### Do this
Of the lines below, how many hold the string "labels"? Give only the number.

======

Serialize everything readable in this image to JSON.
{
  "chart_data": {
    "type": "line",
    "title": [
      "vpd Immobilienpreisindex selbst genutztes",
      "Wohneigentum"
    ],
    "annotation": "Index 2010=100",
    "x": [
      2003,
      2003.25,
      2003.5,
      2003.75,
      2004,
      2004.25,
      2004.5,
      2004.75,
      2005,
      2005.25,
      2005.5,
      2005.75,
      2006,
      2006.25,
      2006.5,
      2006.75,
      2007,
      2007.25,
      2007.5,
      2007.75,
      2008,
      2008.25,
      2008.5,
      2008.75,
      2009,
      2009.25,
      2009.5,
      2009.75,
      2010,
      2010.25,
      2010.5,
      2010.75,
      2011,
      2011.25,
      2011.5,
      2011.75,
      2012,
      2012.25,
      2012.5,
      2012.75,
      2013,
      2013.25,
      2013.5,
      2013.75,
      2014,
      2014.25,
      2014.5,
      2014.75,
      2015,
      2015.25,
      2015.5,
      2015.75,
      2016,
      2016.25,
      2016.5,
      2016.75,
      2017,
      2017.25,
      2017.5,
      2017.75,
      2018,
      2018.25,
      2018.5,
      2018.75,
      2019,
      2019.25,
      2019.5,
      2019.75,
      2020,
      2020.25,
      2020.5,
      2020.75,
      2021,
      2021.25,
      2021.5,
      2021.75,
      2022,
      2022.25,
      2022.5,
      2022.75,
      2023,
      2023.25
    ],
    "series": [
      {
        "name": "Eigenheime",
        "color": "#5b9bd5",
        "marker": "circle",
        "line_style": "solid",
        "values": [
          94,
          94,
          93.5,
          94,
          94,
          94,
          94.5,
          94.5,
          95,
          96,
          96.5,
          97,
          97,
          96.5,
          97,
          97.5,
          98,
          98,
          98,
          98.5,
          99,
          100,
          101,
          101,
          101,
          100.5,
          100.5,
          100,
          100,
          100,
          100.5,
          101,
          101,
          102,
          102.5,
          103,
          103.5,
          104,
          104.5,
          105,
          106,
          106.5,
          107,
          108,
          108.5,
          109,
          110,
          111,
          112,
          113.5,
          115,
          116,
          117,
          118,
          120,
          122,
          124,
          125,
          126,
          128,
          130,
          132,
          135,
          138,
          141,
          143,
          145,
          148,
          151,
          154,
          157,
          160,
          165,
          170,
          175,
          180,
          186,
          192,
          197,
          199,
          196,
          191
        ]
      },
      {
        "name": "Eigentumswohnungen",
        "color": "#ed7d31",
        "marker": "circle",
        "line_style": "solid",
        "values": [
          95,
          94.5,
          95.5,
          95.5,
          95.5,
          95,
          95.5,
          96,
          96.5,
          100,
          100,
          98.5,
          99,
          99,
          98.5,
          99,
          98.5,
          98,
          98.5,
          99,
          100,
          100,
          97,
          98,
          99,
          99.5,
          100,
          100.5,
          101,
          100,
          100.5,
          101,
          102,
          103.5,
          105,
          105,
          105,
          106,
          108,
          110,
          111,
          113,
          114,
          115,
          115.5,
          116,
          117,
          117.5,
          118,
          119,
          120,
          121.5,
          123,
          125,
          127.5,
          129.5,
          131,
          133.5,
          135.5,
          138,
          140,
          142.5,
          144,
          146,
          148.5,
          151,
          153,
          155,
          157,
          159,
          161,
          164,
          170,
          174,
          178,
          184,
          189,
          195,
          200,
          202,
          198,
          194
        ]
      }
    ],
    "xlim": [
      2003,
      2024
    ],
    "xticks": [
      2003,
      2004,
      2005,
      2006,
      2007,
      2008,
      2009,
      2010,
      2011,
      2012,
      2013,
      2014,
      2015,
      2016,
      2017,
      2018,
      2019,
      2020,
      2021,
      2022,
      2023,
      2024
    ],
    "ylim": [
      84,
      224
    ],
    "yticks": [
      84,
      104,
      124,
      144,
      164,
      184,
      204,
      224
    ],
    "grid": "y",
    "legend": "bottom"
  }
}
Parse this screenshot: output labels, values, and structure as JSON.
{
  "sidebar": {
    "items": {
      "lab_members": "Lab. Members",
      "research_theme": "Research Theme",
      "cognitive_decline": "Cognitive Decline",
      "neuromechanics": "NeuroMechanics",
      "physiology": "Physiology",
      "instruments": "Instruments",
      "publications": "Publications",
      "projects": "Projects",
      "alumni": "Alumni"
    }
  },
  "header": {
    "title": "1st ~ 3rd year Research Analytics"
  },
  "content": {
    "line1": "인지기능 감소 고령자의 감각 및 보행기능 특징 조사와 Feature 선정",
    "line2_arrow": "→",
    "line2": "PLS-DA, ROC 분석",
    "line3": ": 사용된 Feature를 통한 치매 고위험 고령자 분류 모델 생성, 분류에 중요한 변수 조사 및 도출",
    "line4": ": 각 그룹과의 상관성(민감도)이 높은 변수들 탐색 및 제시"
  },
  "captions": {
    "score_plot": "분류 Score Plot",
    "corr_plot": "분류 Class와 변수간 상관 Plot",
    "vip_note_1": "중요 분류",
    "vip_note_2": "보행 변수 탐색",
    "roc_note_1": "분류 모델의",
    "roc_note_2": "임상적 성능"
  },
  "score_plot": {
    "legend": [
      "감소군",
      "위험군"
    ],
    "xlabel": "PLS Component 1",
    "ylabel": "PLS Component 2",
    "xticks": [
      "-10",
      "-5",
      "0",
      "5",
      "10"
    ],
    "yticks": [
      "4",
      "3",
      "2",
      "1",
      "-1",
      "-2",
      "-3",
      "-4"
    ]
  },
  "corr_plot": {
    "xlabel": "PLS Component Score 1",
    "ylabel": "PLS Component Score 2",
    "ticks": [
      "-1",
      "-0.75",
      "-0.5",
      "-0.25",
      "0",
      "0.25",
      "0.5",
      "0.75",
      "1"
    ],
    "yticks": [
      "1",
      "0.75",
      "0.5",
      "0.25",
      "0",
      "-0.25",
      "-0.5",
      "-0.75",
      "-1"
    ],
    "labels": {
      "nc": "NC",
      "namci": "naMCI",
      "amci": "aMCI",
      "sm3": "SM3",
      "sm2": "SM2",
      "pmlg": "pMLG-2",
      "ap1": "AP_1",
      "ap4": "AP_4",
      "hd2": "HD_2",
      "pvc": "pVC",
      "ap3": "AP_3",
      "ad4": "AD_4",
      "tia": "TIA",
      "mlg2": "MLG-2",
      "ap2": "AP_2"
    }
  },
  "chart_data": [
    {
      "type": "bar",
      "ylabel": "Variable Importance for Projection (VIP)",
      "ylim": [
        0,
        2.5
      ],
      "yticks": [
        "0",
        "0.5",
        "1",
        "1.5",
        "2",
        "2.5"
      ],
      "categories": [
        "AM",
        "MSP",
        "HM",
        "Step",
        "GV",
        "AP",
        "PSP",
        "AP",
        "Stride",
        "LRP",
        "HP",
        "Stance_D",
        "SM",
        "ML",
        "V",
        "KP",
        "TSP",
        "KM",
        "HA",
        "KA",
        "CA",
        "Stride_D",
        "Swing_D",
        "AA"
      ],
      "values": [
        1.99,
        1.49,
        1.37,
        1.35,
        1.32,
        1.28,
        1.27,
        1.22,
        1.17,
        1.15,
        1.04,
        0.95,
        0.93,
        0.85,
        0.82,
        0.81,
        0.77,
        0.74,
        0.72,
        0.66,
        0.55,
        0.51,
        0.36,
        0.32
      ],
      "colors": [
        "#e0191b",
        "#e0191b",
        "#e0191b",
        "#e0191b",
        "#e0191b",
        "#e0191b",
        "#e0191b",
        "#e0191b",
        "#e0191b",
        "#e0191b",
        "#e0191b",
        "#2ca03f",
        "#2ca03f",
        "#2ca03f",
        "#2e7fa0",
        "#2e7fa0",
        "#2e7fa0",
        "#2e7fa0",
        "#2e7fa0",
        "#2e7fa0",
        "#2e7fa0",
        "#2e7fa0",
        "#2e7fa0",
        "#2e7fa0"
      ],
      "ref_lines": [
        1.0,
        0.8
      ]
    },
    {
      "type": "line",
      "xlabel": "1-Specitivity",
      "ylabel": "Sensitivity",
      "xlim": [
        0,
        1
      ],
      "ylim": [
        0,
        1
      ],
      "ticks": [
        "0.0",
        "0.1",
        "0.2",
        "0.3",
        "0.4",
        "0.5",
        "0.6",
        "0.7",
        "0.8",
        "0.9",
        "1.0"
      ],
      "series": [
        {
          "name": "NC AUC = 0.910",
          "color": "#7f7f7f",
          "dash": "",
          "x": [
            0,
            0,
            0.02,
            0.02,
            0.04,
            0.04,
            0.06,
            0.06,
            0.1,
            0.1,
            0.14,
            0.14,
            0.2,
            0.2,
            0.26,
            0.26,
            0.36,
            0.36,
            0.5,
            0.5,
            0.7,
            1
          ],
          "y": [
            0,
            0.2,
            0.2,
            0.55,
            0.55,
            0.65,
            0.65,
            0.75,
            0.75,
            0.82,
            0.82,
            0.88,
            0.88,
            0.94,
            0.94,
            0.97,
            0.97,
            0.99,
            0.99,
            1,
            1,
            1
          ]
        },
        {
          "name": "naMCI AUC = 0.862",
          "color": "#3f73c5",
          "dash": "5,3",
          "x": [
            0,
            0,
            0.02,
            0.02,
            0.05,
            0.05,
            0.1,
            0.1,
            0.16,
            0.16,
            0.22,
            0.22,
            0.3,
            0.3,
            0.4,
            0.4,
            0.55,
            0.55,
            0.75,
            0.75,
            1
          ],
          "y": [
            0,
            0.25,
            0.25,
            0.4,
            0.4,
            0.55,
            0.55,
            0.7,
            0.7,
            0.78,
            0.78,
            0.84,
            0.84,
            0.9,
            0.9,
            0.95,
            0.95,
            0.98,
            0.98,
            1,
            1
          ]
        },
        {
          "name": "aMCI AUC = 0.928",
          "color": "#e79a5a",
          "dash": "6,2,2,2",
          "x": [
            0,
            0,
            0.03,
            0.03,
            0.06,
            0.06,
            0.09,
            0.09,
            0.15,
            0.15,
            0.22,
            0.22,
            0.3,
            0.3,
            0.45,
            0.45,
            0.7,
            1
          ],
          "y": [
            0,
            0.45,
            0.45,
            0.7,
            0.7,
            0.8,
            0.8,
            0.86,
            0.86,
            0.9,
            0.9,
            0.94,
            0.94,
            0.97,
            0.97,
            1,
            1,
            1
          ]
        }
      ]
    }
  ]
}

======

### Worked solution
2